#### [RECORDS]
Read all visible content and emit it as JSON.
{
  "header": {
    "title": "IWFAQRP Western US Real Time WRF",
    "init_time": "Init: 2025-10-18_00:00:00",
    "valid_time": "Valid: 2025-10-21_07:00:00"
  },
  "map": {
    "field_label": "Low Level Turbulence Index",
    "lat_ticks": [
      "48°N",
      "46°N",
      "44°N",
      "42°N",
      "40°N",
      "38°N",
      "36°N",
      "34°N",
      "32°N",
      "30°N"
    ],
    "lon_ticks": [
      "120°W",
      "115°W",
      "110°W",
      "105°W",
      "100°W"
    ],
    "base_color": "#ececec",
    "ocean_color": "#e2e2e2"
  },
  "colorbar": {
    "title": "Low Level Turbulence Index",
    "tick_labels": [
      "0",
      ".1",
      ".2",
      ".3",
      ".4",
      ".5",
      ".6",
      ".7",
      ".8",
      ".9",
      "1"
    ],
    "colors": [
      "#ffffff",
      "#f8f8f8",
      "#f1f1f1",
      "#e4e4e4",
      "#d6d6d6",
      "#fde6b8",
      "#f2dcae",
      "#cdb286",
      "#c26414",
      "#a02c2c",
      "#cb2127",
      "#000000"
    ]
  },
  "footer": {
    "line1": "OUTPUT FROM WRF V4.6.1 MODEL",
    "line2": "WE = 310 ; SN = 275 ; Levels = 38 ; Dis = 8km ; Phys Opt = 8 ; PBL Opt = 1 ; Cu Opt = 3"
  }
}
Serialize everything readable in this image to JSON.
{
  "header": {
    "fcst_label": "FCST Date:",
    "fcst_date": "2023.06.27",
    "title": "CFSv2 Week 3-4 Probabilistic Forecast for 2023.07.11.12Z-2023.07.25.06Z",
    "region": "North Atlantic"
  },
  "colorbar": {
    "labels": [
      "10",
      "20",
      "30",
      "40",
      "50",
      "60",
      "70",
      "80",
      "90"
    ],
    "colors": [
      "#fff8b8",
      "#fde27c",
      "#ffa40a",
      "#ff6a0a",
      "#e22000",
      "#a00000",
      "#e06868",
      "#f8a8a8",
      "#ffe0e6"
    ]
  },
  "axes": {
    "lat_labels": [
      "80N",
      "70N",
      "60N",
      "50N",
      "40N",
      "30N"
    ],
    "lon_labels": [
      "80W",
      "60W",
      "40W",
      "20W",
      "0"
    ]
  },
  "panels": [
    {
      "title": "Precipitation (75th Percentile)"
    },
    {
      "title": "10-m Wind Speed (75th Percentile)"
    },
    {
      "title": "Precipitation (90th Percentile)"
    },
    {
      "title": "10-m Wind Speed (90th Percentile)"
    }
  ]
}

#### [DESCRIPTION OF THE TASK]
Which lines hold the string "Percentile"? Copy all of them from the data above.

#### [ANSWER TO THIS TASK]
      "title": "Precipitation (75th Percentile)"
      "title": "10-m Wind Speed (75th Percentile)"
      "title": "Precipitation (90th Percentile)"
      "title": "10-m Wind Speed (90th Percentile)"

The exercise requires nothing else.